• [GIVEN INSTRUCTION A]: Repeat the entries verbatim, from the line with "y-tick-label: 70.00% bbox=[31, 200, 68, 208]" to the line with "y-tick-label: 0.00% bbox=[37, 459, 68, 467]", including both of those lines.

• [PROVIDED PASSAGE]:
Skip to content

Working with Transactions

Transactions enable you to perform multiple operations atomically on lakeFS, similar to database transactions. This guide covers creating and managing transactions for reliable data operations.

Understanding Transactions

What are Transactions?

A transaction in lakeFS:

  1. Creates an ephemeral (temporary) branch from a source branch
  2. Performs all operations on that ephemeral branch
  3. Atomically merges the branch back upon successful completion
  4. Automatically cleans up the ephemeral branch
  5. Rolls back if any error occurs

This ensures either all operations succeed or none of them do.

Creating Transactions

Basic Transaction

Perform multiple operations atomically:

import lakefs

repo = lakefs.repository("my-data-repo")
branch = repo.branch("main")

try:
    with branch.transact(commit_message="Add datasets") as tx:
        # All operations happen on ephemeral branch
        tx.object("data/file1.csv").upload(data=b"id,value\n1,100\n2,200")
        tx.object("data/file2.csv").upload(data=b"id,name\n1,Alice\n2,Bob")

        print("Upload successful - changes will be committed atomically")

    # At this point, transaction is complete and merged
    print("Transaction committed to main")

except Exception as e:
    # If we get here, changes were rolled back
    print(f"Transaction failed and rolled back: {e}")

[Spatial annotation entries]
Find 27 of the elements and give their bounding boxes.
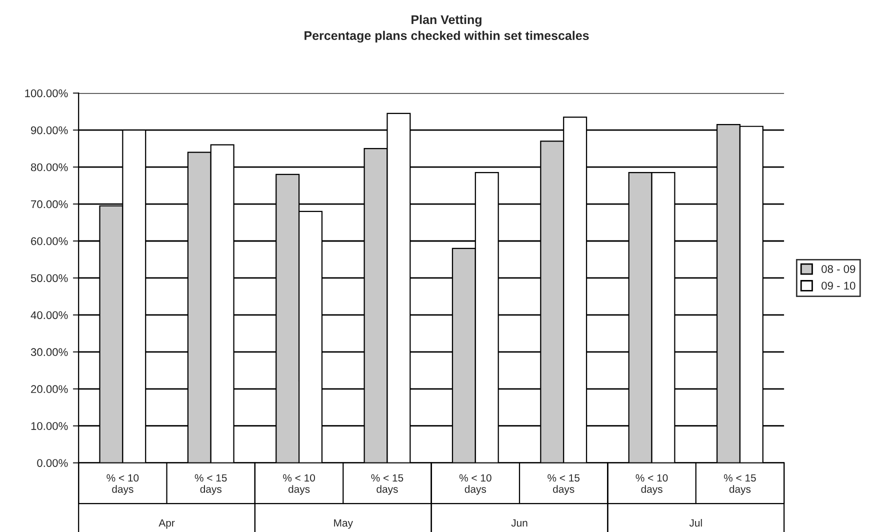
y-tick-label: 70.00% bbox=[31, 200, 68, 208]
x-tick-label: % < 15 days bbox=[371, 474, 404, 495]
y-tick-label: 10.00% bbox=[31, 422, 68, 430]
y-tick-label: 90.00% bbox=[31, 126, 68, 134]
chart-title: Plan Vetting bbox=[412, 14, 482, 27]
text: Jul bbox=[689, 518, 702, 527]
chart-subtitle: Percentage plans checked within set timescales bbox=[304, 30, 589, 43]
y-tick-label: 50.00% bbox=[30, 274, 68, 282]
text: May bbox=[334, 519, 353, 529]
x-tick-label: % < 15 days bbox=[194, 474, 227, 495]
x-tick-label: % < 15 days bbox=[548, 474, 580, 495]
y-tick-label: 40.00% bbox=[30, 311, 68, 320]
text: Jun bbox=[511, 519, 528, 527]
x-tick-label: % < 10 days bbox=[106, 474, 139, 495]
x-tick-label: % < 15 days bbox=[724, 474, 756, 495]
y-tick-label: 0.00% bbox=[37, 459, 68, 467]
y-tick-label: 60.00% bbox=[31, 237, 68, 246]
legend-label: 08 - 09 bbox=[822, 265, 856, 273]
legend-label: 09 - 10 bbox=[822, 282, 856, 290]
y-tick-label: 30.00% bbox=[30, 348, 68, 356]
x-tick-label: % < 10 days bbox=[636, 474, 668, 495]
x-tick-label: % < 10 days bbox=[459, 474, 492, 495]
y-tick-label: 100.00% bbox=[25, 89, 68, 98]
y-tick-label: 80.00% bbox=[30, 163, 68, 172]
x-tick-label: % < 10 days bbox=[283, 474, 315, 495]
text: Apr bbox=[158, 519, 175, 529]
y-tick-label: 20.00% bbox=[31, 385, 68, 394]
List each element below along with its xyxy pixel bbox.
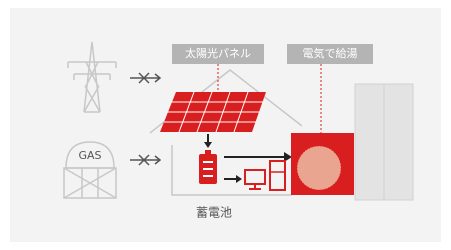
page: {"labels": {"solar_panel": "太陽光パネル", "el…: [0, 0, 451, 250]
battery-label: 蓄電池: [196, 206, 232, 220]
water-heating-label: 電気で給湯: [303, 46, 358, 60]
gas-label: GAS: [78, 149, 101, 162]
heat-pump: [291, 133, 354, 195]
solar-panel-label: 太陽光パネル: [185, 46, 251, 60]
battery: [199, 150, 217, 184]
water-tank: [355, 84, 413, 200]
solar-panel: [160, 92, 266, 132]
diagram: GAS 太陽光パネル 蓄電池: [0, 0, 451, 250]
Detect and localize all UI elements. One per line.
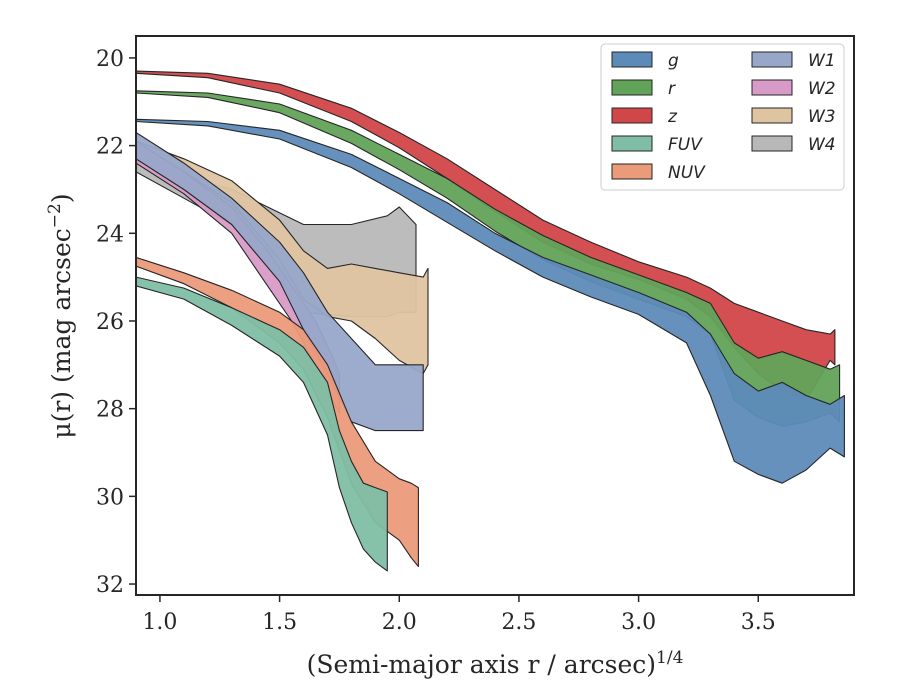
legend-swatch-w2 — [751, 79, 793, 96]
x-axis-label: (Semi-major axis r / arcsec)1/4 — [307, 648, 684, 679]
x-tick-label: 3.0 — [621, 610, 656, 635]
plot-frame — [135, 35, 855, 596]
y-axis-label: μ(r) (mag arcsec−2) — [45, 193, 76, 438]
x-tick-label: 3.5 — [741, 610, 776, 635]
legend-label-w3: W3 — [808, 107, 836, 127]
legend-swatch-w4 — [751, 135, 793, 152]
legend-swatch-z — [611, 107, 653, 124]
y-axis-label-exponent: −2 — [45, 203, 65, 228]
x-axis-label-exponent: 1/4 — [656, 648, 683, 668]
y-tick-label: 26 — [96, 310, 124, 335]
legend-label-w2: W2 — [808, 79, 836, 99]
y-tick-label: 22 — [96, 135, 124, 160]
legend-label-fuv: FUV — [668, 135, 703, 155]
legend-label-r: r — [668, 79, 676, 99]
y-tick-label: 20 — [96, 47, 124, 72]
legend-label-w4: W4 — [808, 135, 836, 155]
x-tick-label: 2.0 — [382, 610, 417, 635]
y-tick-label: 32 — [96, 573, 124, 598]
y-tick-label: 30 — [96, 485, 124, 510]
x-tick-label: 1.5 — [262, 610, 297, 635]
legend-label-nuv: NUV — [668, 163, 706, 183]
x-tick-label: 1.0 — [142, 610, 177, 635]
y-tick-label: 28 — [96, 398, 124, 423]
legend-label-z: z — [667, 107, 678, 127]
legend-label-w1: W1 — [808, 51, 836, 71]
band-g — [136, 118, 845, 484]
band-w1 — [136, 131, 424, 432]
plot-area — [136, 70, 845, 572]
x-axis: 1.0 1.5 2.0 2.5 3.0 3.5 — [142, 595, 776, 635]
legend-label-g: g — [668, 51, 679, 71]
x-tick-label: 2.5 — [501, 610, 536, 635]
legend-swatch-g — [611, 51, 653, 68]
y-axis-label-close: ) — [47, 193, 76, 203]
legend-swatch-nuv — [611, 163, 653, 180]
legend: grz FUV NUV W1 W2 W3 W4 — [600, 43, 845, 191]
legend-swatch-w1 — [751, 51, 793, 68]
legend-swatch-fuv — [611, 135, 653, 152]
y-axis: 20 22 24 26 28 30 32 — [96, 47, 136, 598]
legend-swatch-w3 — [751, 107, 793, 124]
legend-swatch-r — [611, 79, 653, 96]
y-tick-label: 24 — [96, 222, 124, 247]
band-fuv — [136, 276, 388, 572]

==

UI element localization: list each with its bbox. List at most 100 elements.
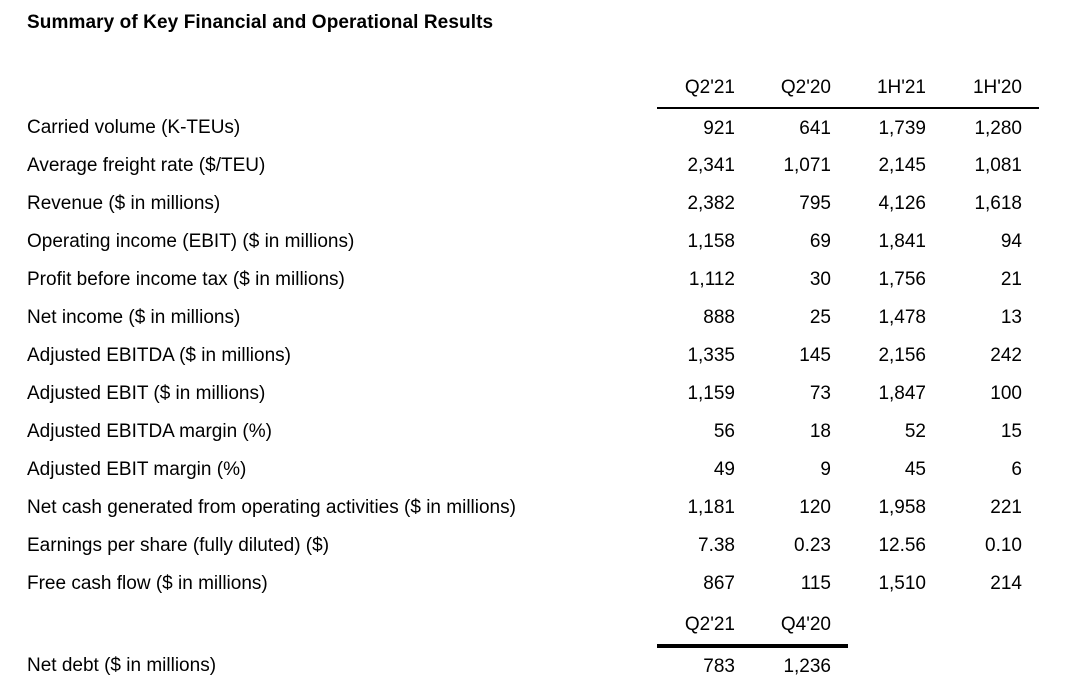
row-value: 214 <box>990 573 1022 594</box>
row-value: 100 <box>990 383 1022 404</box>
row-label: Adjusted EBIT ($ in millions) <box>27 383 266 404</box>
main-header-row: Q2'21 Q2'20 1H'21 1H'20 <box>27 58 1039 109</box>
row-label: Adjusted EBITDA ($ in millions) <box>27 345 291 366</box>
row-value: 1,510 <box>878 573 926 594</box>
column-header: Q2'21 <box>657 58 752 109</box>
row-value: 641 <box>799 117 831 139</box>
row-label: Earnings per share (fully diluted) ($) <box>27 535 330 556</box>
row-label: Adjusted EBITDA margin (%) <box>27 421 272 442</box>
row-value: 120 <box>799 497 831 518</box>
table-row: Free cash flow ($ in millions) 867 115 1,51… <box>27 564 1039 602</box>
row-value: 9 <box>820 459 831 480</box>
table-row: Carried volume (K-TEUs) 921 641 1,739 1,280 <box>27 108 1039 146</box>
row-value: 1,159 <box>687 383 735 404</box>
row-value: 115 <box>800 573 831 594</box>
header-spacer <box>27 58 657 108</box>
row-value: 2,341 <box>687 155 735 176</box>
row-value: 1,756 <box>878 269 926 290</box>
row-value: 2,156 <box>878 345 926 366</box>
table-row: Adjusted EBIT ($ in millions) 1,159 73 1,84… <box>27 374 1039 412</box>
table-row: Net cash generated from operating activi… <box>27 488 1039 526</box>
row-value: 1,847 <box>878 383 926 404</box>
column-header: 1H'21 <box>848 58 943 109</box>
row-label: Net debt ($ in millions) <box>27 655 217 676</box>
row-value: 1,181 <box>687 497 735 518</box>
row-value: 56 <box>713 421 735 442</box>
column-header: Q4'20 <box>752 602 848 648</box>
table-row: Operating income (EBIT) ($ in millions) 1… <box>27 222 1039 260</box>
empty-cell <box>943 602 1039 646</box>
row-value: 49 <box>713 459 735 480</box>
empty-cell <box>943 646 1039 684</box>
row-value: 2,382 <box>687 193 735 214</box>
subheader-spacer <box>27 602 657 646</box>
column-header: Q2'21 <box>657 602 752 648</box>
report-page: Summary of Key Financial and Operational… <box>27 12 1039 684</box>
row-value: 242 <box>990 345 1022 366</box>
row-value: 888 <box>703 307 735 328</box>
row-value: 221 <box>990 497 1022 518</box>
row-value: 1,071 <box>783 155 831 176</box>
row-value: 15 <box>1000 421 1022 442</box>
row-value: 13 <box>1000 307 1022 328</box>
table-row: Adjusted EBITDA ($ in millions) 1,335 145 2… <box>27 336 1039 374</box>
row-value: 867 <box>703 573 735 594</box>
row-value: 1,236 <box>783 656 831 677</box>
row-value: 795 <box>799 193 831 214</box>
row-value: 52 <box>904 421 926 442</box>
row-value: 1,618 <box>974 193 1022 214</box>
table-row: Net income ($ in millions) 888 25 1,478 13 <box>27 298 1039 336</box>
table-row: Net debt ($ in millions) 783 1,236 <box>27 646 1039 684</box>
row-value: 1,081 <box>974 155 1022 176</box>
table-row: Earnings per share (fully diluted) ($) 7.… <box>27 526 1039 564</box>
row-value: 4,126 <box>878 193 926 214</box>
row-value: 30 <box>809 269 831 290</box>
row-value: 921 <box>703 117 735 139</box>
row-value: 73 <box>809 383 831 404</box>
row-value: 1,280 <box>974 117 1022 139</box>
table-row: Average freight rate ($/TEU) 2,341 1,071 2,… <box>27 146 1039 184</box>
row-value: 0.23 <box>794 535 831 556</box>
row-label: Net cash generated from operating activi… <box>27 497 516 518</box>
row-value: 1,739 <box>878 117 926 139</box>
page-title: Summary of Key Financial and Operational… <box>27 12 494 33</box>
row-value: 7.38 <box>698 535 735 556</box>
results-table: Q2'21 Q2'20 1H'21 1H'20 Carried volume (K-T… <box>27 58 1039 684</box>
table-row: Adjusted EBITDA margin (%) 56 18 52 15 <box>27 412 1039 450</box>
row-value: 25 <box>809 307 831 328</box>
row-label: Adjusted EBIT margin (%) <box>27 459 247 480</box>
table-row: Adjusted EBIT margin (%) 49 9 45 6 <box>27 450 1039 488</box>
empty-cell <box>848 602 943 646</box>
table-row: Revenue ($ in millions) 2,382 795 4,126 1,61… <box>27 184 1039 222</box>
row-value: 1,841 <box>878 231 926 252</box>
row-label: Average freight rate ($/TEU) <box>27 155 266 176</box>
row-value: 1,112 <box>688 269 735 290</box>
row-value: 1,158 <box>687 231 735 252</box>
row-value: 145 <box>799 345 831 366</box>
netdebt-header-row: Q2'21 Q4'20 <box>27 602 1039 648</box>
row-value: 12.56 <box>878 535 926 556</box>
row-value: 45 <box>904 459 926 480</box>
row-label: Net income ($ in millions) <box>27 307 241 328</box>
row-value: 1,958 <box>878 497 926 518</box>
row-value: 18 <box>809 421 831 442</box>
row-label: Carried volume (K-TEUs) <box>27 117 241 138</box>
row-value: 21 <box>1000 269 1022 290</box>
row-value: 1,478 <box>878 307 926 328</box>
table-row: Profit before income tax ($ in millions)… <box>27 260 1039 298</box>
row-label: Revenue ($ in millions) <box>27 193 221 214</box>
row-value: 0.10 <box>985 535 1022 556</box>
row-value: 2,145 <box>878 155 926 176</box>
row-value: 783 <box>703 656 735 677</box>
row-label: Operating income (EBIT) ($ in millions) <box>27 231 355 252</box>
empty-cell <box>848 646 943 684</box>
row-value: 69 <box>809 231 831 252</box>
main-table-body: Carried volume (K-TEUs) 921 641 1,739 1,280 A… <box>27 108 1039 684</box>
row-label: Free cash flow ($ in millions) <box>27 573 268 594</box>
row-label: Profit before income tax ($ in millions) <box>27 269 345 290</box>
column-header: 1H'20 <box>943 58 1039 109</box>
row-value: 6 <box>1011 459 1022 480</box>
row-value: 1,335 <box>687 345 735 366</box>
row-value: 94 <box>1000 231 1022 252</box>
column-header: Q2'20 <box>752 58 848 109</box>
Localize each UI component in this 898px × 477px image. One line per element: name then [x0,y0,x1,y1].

• [GIVEN INSTRUCTION B]: Continue the guide to lakeFS transactions from where it stops.

• [OUTPUT A]:
y-tick-label: 70.00% bbox=[31, 200, 68, 208]
x-tick-label: % < 15 days bbox=[371, 474, 404, 495]
y-tick-label: 10.00% bbox=[31, 422, 68, 430]
y-tick-label: 90.00% bbox=[31, 126, 68, 134]
chart-title: Plan Vetting bbox=[412, 14, 482, 27]
text: Jul bbox=[689, 518, 702, 527]
chart-subtitle: Percentage plans checked within set timescales bbox=[304, 30, 589, 43]
y-tick-label: 50.00% bbox=[30, 274, 68, 282]
text: May bbox=[334, 519, 353, 529]
x-tick-label: % < 15 days bbox=[194, 474, 227, 495]
x-tick-label: % < 15 days bbox=[548, 474, 580, 495]
y-tick-label: 40.00% bbox=[30, 311, 68, 320]
text: Jun bbox=[511, 519, 528, 527]
x-tick-label: % < 10 days bbox=[106, 474, 139, 495]
x-tick-label: % < 15 days bbox=[724, 474, 756, 495]
y-tick-label: 0.00% bbox=[37, 459, 68, 467]

• [OUTPUT B]:
Transaction with Metadata

Include metadata in the commit created by the transaction:

import lakefs
from datetime import datetime

repo = lakefs.repository("my-data-repo")
branch = repo.branch("main")

try:
    with branch.transact(
        commit_message="Import customer data",
        commit_metadata={
            "import-date": datetime.now().isoformat(),
            "source": "database-export",
            "record-count": "10000"
        }
    ) as tx:
        # Perform operations
        tx.object("data/customers.csv").upload(data=b"id,name,email\n1,Alice,alice@example.com")

        print("Data imported")

    # Transaction complete with metadata
    print("Transaction committed with tracking metadata")

except Exception as e:
    print(f"Import failed: {e}")

Transaction with Tagging

Create a tag after successful transaction completion:

import lakefs

repo = lakefs.repository("my-data-repo")
branch = repo.branch("main")

try:
    with branch.transact(
        commit_message="Production data release v1.5",
        tag="v1.5.0"  # Tag is created if transaction succeeds
    ) as tx:
        # Make changes
        tx.object("VERSION").upload(data=b"1.5.0")
        tx.object("data/prod.csv").upload(data=b"updated data")

        print("Production release in progress")

    print("Release tagged and deployed")

except Exception as e:
    print(f"Release failed: {e}")
    print("Changes rolled back, no tag created")

Working with Transaction Context

Performing Multiple Operations

Execute multiple operations within a transaction:

import lakefs

repo = lakefs.repository("analytics-repo")
branch = repo.branch("develop")

try:
    with branch.transact(commit_message="Data preparation pipeline") as tx:
        # Step 1: Upload raw data
        tx.object("raw/input.csv").upload(data=b"raw input data")

        # Step 2: Upload processing script
        tx.object("scripts/transform.py").upload(
            data=b"#!/usr/bin/env python\n# Transformation logic"
        )

        # Step 3: Upload intermediate results
        tx.object("processed/output.csv").upload(data=b"processed output")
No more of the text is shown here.